** BEGIN Data in this exercise **

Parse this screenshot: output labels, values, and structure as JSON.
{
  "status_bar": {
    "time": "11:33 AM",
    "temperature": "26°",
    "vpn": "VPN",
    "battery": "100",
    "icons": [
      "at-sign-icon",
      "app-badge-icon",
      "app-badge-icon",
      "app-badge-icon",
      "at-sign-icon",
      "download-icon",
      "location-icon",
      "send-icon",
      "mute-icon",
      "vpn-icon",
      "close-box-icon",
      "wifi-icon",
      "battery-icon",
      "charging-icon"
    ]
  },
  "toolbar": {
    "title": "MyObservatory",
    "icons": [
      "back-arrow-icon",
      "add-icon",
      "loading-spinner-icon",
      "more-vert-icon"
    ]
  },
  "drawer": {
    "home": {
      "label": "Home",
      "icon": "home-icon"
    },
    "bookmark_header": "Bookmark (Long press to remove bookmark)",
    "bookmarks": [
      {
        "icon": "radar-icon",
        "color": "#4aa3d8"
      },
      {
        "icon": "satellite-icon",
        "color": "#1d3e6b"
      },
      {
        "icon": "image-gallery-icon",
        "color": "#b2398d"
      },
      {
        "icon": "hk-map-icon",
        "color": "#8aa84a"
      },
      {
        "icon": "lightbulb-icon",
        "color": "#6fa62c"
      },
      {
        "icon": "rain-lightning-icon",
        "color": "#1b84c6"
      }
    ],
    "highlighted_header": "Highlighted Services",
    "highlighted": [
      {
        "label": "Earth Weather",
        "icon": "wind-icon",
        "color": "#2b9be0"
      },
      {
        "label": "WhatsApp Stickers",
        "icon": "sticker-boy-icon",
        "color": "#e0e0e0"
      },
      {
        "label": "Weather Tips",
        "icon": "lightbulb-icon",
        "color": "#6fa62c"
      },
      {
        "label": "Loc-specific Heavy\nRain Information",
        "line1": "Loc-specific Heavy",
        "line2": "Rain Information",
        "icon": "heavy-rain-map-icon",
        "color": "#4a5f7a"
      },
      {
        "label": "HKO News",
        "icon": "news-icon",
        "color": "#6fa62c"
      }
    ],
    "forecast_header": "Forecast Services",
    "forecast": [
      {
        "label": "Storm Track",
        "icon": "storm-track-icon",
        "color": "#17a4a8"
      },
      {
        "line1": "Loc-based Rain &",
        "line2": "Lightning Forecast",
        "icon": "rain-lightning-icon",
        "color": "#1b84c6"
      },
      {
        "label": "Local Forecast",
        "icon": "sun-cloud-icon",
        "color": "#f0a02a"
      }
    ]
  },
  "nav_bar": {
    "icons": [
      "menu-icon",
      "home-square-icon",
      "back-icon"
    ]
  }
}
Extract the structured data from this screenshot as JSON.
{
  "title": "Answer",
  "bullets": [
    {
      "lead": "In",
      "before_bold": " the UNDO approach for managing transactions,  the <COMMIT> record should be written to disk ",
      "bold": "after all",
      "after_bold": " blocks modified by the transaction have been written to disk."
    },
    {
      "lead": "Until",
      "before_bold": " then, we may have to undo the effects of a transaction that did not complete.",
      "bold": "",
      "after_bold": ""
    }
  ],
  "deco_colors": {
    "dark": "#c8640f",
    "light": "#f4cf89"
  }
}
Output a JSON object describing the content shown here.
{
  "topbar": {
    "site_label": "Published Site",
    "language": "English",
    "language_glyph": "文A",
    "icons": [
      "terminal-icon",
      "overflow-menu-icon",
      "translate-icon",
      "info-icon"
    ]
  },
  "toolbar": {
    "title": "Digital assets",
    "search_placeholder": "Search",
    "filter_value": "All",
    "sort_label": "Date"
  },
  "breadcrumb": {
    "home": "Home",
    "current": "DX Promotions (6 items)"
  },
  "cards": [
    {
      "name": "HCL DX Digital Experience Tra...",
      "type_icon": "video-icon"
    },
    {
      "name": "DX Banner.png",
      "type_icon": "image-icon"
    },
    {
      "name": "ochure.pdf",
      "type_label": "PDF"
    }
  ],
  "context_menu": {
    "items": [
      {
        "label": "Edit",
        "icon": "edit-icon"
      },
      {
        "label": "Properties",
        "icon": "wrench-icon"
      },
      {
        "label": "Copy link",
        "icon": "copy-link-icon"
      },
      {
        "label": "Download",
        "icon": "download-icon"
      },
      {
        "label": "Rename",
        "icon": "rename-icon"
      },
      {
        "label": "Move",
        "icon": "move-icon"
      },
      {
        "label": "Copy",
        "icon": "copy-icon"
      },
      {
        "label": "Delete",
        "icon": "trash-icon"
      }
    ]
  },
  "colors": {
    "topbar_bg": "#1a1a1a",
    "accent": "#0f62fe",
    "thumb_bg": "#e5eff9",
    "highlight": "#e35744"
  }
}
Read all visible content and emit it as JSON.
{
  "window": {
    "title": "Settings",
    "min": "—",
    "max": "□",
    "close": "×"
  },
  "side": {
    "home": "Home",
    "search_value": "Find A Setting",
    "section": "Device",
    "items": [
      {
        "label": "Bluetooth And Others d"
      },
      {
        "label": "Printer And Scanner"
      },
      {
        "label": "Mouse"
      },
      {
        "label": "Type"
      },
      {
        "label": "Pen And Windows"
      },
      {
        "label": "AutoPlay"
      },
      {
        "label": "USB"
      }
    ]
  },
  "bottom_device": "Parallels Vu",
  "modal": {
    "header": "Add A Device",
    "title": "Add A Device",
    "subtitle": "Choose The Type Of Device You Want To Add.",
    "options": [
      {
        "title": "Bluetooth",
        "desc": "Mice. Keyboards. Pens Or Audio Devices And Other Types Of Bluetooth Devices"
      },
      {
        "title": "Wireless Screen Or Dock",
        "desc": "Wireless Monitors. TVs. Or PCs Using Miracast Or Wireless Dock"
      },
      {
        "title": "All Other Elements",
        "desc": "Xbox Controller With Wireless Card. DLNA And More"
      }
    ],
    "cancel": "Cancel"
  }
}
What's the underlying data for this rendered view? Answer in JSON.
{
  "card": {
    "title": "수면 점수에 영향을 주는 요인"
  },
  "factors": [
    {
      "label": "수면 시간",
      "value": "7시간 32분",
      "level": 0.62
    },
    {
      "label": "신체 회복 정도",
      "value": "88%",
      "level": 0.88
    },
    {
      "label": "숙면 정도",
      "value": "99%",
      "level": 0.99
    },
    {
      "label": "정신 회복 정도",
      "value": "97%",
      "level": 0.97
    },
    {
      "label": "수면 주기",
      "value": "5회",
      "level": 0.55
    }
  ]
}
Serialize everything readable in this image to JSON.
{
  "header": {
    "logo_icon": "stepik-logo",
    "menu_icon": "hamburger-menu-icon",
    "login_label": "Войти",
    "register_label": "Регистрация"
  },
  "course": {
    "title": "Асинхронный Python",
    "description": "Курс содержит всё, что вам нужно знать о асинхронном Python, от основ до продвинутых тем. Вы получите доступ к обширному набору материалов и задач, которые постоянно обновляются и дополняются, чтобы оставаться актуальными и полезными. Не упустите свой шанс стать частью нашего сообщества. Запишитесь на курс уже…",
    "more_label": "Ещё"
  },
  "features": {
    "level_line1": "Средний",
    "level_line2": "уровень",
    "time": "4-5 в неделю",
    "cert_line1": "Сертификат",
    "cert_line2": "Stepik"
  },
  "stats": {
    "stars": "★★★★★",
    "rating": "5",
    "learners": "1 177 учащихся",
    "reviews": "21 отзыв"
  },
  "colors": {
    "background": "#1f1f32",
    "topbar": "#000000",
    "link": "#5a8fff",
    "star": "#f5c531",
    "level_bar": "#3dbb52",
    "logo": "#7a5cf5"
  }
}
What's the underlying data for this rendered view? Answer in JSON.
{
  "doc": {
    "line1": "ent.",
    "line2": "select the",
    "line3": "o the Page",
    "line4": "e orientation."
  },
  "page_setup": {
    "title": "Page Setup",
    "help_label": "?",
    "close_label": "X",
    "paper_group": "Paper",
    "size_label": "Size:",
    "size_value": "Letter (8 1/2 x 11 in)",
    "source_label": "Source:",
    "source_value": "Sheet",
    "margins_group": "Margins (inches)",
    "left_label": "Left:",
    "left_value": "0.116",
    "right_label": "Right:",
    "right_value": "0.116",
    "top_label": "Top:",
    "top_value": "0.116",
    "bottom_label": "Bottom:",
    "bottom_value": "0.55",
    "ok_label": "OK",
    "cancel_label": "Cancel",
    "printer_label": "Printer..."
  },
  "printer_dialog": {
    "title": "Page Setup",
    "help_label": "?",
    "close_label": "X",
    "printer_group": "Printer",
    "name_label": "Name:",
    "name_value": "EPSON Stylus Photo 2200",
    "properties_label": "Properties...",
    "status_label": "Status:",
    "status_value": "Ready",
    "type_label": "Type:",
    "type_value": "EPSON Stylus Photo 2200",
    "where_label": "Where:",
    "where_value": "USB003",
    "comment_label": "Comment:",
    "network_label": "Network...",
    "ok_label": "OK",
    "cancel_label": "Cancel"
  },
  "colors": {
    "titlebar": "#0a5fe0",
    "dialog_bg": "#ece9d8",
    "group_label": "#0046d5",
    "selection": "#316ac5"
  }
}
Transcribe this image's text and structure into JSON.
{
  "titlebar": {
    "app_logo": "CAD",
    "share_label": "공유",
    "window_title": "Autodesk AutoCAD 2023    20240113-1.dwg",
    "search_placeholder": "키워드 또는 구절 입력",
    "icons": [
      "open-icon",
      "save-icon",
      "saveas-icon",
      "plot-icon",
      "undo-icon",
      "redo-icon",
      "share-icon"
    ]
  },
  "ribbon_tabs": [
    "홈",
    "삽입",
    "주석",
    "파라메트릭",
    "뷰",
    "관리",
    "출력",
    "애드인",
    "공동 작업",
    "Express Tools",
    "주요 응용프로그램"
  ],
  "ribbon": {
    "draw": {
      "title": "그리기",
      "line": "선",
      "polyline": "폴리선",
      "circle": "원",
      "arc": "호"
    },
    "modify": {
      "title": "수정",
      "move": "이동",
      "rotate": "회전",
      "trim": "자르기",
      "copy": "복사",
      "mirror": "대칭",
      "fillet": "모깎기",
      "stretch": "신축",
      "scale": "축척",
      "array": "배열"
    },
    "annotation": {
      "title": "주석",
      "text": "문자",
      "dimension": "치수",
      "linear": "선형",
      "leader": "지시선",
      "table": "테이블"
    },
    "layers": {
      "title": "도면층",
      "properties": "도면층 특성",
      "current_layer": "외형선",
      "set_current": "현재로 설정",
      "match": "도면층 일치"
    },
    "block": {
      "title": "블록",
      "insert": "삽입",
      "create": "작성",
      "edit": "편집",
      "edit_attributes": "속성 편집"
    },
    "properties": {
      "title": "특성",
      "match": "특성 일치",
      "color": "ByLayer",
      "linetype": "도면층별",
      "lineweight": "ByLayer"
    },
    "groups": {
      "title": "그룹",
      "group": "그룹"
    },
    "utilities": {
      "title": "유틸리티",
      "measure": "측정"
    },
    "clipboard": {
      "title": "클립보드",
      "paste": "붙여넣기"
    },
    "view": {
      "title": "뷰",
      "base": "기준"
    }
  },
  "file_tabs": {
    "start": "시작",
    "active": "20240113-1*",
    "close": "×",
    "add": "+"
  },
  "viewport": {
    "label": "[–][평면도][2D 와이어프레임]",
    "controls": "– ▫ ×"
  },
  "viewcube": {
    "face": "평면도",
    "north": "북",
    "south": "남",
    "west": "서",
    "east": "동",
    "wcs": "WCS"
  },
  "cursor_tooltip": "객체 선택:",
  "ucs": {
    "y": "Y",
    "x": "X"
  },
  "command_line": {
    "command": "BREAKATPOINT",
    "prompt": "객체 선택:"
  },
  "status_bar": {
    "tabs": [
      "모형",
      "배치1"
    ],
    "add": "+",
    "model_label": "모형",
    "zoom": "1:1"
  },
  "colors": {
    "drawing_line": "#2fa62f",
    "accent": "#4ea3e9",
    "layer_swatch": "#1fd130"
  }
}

** END Data in this exercise **

=== To do ===
Note every line above where the string "Wireless" shows up, and copy those lines.

=== Finished exercise ===
        "title": "Wireless Screen Or Dock",
        "desc": "Wireless Monitors. TVs. Or PCs Using Miracast Or Wireless Dock"
        "desc": "Xbox Controller With Wireless Card. DLNA And More"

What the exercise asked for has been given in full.